Directions ▸ Look through the listing for the word "this". Copy each line that has it.

— BEGIN Records shown —

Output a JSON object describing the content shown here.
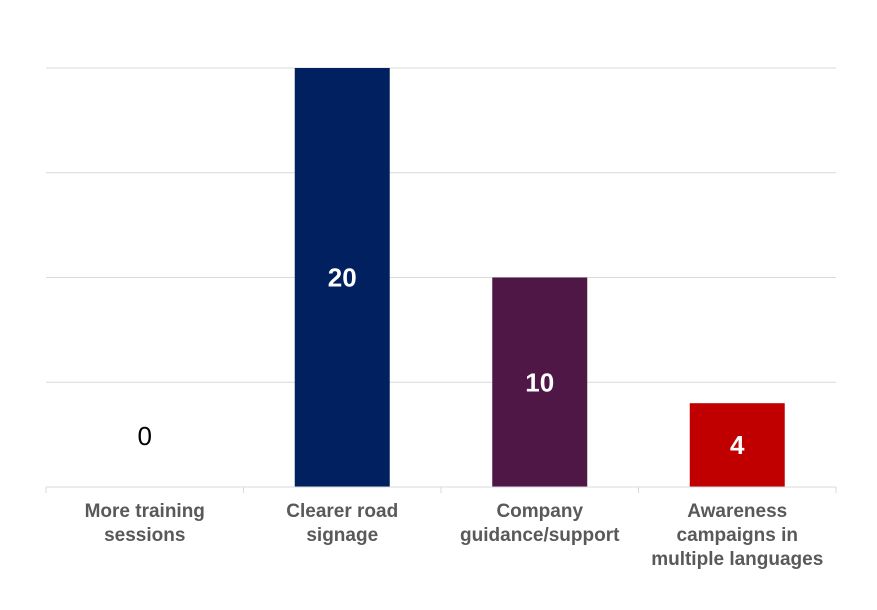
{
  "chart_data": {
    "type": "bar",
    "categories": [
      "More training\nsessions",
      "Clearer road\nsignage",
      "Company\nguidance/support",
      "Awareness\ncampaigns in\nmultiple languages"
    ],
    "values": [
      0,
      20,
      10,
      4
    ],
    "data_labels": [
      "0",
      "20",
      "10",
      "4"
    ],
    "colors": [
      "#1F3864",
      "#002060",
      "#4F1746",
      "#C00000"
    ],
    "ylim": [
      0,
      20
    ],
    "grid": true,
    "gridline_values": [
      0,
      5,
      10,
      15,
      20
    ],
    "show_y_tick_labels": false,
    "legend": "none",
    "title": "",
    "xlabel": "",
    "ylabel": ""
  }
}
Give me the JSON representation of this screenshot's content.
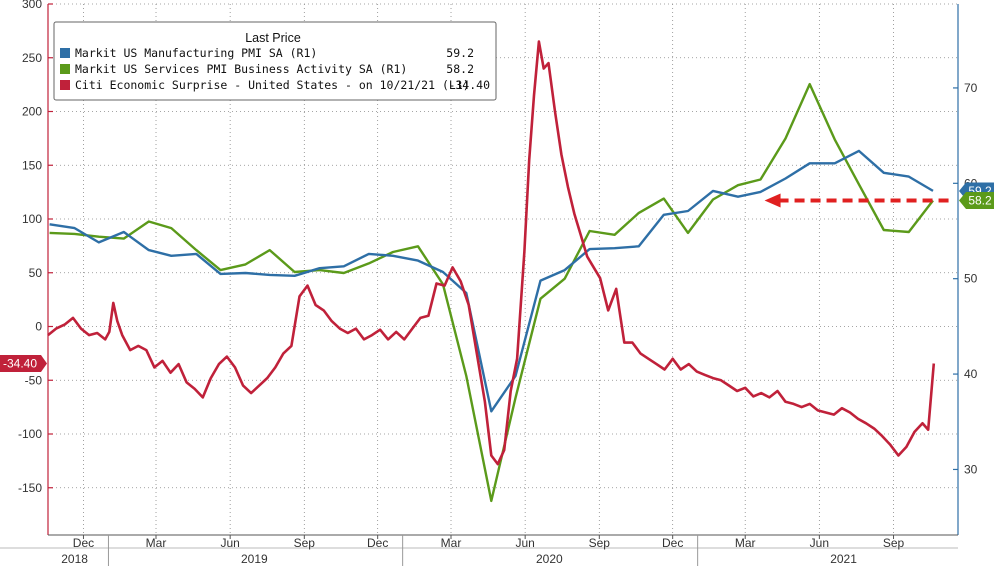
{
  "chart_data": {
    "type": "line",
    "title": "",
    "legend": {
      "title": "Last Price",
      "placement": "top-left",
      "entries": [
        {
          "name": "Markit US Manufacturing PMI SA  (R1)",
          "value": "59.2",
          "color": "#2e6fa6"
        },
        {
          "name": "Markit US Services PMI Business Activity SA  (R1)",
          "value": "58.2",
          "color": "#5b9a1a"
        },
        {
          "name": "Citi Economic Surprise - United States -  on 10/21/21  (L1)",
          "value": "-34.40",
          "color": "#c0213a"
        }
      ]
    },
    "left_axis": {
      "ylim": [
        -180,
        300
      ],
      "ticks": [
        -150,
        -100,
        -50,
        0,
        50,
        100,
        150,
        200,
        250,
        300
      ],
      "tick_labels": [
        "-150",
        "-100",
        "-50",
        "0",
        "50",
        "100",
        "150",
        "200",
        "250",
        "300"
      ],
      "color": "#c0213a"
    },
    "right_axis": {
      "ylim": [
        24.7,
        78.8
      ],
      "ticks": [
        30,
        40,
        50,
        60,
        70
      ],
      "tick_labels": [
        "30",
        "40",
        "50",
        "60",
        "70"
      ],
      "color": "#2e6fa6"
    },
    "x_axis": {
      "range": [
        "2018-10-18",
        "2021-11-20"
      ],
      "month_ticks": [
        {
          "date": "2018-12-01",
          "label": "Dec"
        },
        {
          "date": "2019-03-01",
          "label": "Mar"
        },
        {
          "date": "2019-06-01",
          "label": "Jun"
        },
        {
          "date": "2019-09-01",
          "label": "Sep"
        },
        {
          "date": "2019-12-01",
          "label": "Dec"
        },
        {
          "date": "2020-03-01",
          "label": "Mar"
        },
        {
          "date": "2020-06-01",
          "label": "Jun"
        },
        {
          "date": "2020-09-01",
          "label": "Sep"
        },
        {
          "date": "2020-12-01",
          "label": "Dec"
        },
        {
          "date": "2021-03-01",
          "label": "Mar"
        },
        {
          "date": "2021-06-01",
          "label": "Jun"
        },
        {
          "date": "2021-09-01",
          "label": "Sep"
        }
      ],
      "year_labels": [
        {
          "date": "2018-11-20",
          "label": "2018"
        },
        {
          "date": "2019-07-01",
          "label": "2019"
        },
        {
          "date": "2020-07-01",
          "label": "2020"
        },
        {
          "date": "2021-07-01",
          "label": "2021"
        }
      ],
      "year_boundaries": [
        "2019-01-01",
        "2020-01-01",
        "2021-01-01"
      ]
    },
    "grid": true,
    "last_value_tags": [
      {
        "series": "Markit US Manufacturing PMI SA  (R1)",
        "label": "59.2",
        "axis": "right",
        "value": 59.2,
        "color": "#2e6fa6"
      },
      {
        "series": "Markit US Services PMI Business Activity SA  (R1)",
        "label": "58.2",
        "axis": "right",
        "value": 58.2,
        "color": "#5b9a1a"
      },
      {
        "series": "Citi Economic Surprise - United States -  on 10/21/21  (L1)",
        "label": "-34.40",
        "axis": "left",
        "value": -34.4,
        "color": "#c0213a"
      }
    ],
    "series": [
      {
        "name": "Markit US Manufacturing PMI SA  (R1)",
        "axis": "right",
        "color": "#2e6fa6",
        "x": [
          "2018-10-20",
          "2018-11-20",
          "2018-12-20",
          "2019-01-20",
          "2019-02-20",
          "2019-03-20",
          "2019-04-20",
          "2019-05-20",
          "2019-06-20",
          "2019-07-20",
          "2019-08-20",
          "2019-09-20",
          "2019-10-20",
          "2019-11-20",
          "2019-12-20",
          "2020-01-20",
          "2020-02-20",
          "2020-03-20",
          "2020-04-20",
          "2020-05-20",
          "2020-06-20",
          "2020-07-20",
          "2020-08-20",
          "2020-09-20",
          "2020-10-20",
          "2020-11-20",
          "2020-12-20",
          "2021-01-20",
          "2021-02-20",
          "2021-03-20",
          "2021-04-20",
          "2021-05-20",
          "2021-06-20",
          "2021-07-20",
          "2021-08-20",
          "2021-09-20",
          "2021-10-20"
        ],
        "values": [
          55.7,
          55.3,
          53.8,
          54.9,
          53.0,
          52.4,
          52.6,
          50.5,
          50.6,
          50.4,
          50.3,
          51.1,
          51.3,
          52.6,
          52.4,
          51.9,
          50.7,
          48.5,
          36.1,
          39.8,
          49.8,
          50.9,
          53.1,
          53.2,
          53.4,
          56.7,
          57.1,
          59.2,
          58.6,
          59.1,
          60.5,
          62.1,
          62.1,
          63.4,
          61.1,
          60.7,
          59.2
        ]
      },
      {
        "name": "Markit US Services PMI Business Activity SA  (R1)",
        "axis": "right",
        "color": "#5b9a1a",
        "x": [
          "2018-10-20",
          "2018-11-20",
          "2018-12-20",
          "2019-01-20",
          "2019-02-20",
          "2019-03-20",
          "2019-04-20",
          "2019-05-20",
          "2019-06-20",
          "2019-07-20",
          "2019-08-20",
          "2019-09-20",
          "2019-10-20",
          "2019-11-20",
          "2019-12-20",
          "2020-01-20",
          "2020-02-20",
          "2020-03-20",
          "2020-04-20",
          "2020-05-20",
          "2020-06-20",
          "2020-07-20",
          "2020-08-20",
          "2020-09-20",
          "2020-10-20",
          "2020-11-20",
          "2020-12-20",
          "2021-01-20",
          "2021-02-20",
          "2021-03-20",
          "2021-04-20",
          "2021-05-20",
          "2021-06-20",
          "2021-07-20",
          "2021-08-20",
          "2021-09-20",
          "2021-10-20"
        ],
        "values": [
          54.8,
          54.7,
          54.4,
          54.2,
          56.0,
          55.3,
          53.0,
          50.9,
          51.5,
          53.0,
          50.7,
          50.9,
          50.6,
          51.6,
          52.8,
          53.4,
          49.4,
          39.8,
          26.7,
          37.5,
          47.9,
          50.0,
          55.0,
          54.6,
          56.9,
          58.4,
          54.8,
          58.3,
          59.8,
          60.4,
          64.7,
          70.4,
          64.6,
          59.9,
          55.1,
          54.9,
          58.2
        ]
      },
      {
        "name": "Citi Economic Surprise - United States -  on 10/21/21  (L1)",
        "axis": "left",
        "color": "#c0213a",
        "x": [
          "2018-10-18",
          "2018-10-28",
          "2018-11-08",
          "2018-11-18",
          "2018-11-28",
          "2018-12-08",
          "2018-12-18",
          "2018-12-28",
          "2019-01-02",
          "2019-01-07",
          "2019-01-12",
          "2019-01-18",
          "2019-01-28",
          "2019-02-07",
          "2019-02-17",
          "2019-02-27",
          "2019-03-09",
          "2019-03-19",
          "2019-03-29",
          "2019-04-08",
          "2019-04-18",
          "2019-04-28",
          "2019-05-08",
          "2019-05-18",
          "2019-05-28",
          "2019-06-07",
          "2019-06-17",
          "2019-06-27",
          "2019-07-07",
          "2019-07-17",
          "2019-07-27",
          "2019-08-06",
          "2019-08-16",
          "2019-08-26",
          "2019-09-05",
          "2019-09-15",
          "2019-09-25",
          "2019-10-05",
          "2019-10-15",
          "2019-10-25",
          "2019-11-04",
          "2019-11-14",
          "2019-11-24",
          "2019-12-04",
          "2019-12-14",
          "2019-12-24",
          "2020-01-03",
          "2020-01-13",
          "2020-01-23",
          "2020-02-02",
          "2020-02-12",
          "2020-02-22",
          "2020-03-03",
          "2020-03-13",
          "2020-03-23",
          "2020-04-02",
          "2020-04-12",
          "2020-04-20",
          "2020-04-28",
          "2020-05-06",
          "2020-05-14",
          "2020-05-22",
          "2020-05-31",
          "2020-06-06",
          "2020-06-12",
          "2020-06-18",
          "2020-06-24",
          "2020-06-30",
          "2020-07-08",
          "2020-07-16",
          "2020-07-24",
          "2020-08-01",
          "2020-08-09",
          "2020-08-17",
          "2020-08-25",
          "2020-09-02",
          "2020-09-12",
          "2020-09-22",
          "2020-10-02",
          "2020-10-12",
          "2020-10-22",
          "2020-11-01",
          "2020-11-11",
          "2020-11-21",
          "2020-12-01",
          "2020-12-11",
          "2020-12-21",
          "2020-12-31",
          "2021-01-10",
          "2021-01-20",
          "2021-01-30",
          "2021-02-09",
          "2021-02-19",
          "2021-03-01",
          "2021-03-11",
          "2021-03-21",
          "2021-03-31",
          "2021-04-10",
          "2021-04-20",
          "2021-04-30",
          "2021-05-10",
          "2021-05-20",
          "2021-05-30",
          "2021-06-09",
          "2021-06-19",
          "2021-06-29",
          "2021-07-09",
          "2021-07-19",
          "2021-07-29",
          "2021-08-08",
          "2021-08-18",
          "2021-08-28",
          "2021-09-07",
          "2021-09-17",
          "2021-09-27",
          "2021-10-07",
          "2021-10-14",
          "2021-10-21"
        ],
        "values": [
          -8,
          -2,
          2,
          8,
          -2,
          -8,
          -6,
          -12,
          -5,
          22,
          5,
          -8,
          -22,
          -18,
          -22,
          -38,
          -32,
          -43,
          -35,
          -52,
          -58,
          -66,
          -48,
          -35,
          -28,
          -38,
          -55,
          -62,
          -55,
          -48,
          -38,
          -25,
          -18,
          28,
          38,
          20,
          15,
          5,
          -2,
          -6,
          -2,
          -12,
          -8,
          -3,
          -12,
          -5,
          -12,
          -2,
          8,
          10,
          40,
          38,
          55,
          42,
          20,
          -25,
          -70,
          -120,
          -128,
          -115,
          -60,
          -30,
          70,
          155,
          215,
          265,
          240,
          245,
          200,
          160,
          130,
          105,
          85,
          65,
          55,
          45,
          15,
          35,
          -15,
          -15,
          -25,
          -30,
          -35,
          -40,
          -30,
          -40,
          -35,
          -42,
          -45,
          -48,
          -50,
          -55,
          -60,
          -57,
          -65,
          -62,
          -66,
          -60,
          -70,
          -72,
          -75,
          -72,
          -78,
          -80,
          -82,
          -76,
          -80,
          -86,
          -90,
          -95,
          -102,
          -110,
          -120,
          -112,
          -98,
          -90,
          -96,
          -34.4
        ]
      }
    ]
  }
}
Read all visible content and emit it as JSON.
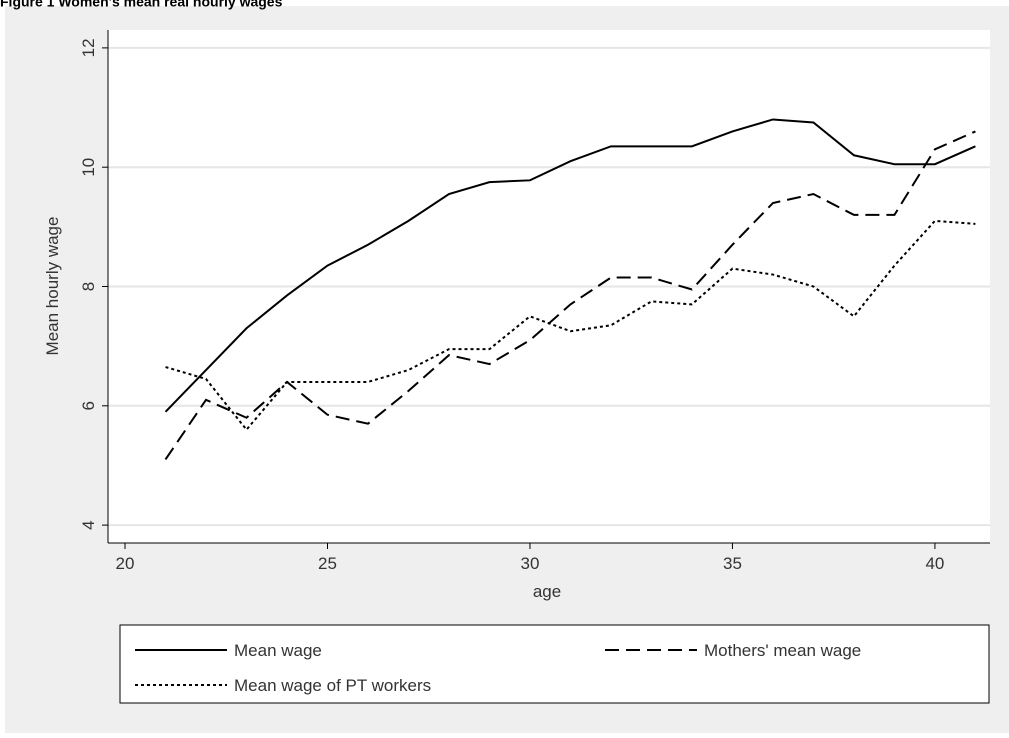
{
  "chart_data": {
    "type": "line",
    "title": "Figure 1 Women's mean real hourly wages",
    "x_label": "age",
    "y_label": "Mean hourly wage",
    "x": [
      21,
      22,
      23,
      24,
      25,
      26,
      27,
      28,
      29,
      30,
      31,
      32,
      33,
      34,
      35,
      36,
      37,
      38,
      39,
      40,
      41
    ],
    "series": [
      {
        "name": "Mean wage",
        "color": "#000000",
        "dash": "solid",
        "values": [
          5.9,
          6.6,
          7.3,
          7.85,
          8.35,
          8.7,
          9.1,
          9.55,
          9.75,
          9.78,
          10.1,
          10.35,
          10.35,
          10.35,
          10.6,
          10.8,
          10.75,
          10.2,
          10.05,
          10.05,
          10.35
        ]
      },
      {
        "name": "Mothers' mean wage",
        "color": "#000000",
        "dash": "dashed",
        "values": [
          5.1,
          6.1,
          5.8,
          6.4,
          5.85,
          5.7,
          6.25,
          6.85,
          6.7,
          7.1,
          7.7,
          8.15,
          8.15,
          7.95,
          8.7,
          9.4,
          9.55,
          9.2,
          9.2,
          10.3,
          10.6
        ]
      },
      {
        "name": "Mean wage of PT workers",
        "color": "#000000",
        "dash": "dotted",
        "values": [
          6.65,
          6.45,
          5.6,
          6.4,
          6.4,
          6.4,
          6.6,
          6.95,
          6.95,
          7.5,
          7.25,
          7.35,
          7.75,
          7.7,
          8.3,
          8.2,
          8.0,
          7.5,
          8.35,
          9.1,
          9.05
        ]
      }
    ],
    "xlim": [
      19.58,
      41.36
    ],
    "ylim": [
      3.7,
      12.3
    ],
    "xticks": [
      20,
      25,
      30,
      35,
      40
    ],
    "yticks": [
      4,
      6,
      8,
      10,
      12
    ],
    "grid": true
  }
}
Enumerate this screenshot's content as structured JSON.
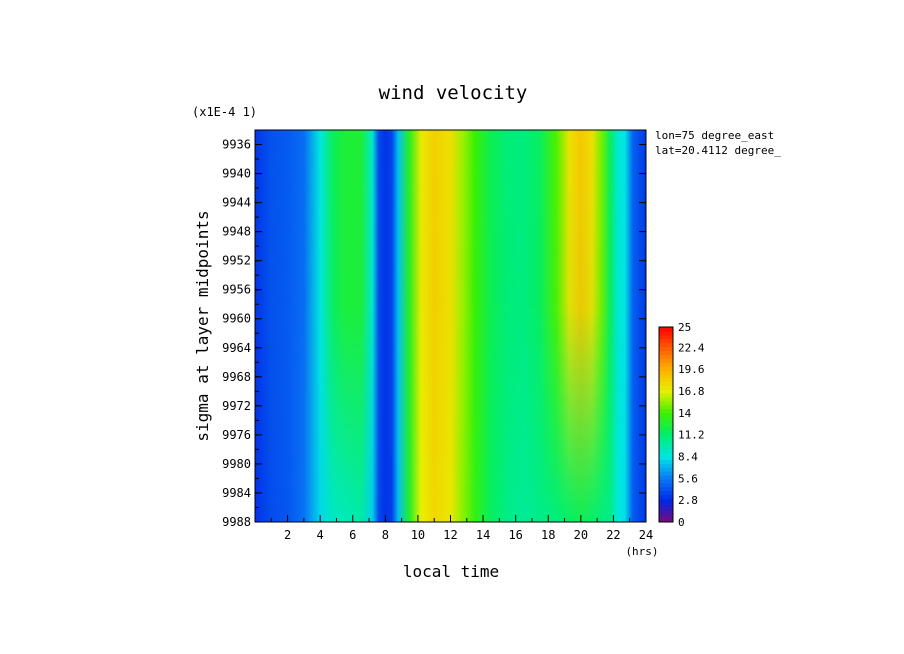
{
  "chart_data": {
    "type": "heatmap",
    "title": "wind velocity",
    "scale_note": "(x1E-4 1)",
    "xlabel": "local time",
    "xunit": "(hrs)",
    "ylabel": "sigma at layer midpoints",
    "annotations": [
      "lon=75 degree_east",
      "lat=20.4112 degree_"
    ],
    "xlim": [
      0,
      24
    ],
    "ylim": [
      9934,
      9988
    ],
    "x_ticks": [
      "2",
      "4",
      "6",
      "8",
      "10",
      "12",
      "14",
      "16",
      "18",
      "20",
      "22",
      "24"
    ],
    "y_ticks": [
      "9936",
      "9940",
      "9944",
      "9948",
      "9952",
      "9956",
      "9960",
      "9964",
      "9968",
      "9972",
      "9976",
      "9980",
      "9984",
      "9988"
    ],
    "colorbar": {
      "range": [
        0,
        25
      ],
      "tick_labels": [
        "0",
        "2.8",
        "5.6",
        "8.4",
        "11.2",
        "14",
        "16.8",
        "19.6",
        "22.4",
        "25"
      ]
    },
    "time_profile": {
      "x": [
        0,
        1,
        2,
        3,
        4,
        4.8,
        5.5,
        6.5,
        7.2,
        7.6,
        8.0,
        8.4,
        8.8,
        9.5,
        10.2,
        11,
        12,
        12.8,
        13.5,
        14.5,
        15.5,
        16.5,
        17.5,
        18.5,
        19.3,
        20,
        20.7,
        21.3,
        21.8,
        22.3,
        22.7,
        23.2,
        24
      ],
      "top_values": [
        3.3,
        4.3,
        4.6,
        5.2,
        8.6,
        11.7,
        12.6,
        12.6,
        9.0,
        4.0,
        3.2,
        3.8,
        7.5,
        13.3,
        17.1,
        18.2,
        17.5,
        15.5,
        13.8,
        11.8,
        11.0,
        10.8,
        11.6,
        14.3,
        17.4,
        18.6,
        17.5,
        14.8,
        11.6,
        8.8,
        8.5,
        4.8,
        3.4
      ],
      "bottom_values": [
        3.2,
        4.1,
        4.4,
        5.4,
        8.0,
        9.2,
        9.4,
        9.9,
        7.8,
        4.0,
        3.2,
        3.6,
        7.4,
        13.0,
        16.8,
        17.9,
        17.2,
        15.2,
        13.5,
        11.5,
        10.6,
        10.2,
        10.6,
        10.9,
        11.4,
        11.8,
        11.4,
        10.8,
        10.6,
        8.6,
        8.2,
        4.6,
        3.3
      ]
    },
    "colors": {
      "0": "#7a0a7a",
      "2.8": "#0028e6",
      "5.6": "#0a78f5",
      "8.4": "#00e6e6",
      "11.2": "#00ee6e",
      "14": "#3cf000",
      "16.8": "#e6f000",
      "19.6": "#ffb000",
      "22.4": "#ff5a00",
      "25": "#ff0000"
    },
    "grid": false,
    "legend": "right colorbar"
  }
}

— END Records shown —

Answer to the exercise ▸
Give me the JSON representation of this screenshot's content.
Enumerate this screenshot's content as structured JSON.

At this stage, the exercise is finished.